→ **WRITTEN TASK**: Verbatim output of all the material below is required.

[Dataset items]
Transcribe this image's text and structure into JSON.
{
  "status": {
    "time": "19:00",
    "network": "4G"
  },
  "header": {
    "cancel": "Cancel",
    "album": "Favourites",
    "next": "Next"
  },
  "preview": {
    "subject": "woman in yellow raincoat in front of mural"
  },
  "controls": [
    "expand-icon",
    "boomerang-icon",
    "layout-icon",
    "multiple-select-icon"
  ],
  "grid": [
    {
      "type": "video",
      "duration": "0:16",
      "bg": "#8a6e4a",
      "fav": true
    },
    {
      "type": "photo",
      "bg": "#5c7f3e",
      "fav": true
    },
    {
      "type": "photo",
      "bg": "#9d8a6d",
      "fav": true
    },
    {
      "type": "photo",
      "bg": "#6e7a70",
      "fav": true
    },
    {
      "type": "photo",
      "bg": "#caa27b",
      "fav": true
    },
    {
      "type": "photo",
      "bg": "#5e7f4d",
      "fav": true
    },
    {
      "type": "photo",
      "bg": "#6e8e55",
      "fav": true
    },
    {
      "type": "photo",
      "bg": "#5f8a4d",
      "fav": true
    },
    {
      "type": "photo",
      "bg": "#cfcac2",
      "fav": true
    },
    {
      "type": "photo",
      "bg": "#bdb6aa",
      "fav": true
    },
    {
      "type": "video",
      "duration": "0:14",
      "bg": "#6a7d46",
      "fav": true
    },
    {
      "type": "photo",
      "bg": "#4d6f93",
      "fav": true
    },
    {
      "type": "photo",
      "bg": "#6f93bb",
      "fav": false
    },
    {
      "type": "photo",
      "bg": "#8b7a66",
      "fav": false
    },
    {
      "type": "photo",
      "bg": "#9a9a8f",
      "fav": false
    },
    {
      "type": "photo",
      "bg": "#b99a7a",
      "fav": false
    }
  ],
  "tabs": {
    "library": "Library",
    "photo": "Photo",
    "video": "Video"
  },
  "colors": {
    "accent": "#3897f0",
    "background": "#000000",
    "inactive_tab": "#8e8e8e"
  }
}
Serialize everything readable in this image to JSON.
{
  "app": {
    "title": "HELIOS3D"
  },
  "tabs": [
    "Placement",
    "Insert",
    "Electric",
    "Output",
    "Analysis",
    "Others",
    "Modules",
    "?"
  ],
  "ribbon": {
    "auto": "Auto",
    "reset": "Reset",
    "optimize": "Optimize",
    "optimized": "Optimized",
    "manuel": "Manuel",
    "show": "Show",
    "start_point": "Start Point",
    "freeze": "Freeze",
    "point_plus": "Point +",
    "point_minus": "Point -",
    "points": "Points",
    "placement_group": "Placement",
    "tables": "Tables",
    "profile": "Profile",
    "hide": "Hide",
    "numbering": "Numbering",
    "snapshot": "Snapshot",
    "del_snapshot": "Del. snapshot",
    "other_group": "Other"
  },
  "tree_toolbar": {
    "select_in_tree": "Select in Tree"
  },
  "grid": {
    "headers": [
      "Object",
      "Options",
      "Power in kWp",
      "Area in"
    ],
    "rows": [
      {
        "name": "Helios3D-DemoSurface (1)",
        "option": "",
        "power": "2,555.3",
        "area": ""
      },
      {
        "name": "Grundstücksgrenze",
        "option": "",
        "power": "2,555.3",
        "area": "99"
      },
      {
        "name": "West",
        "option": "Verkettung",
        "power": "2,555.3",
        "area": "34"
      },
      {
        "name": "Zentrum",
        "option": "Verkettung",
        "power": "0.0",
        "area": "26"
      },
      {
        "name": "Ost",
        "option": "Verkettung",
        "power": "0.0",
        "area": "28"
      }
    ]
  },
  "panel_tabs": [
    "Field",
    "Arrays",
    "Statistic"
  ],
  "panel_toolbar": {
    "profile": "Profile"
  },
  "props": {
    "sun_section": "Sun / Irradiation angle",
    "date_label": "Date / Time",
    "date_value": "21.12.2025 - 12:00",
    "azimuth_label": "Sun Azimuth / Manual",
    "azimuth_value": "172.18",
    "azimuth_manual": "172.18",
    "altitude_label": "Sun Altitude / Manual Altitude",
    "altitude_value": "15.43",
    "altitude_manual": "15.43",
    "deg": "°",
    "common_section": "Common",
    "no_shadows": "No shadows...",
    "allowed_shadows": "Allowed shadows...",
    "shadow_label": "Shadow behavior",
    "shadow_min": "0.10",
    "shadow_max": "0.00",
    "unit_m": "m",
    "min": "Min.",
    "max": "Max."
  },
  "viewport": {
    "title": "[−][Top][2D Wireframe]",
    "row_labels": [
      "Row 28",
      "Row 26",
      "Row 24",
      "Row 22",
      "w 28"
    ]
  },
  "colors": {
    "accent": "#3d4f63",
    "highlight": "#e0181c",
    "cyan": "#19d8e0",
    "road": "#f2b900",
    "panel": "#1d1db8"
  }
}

→ **RESPONSE BELOW**:
Transcribe this image's text and structure into JSON.
{
  "status": {
    "time": "19:00",
    "network": "4G"
  },
  "header": {
    "cancel": "Cancel",
    "album": "Favourites",
    "next": "Next"
  },
  "preview": {
    "subject": "woman in yellow raincoat in front of mural"
  },
  "controls": [
    "expand-icon",
    "boomerang-icon",
    "layout-icon",
    "multiple-select-icon"
  ],
  "grid": [
    {
      "type": "video",
      "duration": "0:16",
      "bg": "#8a6e4a",
      "fav": true
    },
    {
      "type": "photo",
      "bg": "#5c7f3e",
      "fav": true
    },
    {
      "type": "photo",
      "bg": "#9d8a6d",
      "fav": true
    },
    {
      "type": "photo",
      "bg": "#6e7a70",
      "fav": true
    },
    {
      "type": "photo",
      "bg": "#caa27b",
      "fav": true
    },
    {
      "type": "photo",
      "bg": "#5e7f4d",
      "fav": true
    },
    {
      "type": "photo",
      "bg": "#6e8e55",
      "fav": true
    },
    {
      "type": "photo",
      "bg": "#5f8a4d",
      "fav": true
    },
    {
      "type": "photo",
      "bg": "#cfcac2",
      "fav": true
    },
    {
      "type": "photo",
      "bg": "#bdb6aa",
      "fav": true
    },
    {
      "type": "video",
      "duration": "0:14",
      "bg": "#6a7d46",
      "fav": true
    },
    {
      "type": "photo",
      "bg": "#4d6f93",
      "fav": true
    },
    {
      "type": "photo",
      "bg": "#6f93bb",
      "fav": false
    },
    {
      "type": "photo",
      "bg": "#8b7a66",
      "fav": false
    },
    {
      "type": "photo",
      "bg": "#9a9a8f",
      "fav": false
    },
    {
      "type": "photo",
      "bg": "#b99a7a",
      "fav": false
    }
  ],
  "tabs": {
    "library": "Library",
    "photo": "Photo",
    "video": "Video"
  },
  "colors": {
    "accent": "#3897f0",
    "background": "#000000",
    "inactive_tab": "#8e8e8e"
  }
}
Serialize everything readable in this image to JSON.
{
  "app": {
    "title": "HELIOS3D"
  },
  "tabs": [
    "Placement",
    "Insert",
    "Electric",
    "Output",
    "Analysis",
    "Others",
    "Modules",
    "?"
  ],
  "ribbon": {
    "auto": "Auto",
    "reset": "Reset",
    "optimize": "Optimize",
    "optimized": "Optimized",
    "manuel": "Manuel",
    "show": "Show",
    "start_point": "Start Point",
    "freeze": "Freeze",
    "point_plus": "Point +",
    "point_minus": "Point -",
    "points": "Points",
    "placement_group": "Placement",
    "tables": "Tables",
    "profile": "Profile",
    "hide": "Hide",
    "numbering": "Numbering",
    "snapshot": "Snapshot",
    "del_snapshot": "Del. snapshot",
    "other_group": "Other"
  },
  "tree_toolbar": {
    "select_in_tree": "Select in Tree"
  },
  "grid": {
    "headers": [
      "Object",
      "Options",
      "Power in kWp",
      "Area in"
    ],
    "rows": [
      {
        "name": "Helios3D-DemoSurface (1)",
        "option": "",
        "power": "2,555.3",
        "area": ""
      },
      {
        "name": "Grundstücksgrenze",
        "option": "",
        "power": "2,555.3",
        "area": "99"
      },
      {
        "name": "West",
        "option": "Verkettung",
        "power": "2,555.3",
        "area": "34"
      },
      {
        "name": "Zentrum",
        "option": "Verkettung",
        "power": "0.0",
        "area": "26"
      },
      {
        "name": "Ost",
        "option": "Verkettung",
        "power": "0.0",
        "area": "28"
      }
    ]
  },
  "panel_tabs": [
    "Field",
    "Arrays",
    "Statistic"
  ],
  "panel_toolbar": {
    "profile": "Profile"
  },
  "props": {
    "sun_section": "Sun / Irradiation angle",
    "date_label": "Date / Time",
    "date_value": "21.12.2025 - 12:00",
    "azimuth_label": "Sun Azimuth / Manual",
    "azimuth_value": "172.18",
    "azimuth_manual": "172.18",
    "altitude_label": "Sun Altitude / Manual Altitude",
    "altitude_value": "15.43",
    "altitude_manual": "15.43",
    "deg": "°",
    "common_section": "Common",
    "no_shadows": "No shadows...",
    "allowed_shadows": "Allowed shadows...",
    "shadow_label": "Shadow behavior",
    "shadow_min": "0.10",
    "shadow_max": "0.00",
    "unit_m": "m",
    "min": "Min.",
    "max": "Max."
  },
  "viewport": {
    "title": "[−][Top][2D Wireframe]",
    "row_labels": [
      "Row 28",
      "Row 26",
      "Row 24",
      "Row 22",
      "w 28"
    ]
  },
  "colors": {
    "accent": "#3d4f63",
    "highlight": "#e0181c",
    "cyan": "#19d8e0",
    "road": "#f2b900",
    "panel": "#1d1db8"
  }
}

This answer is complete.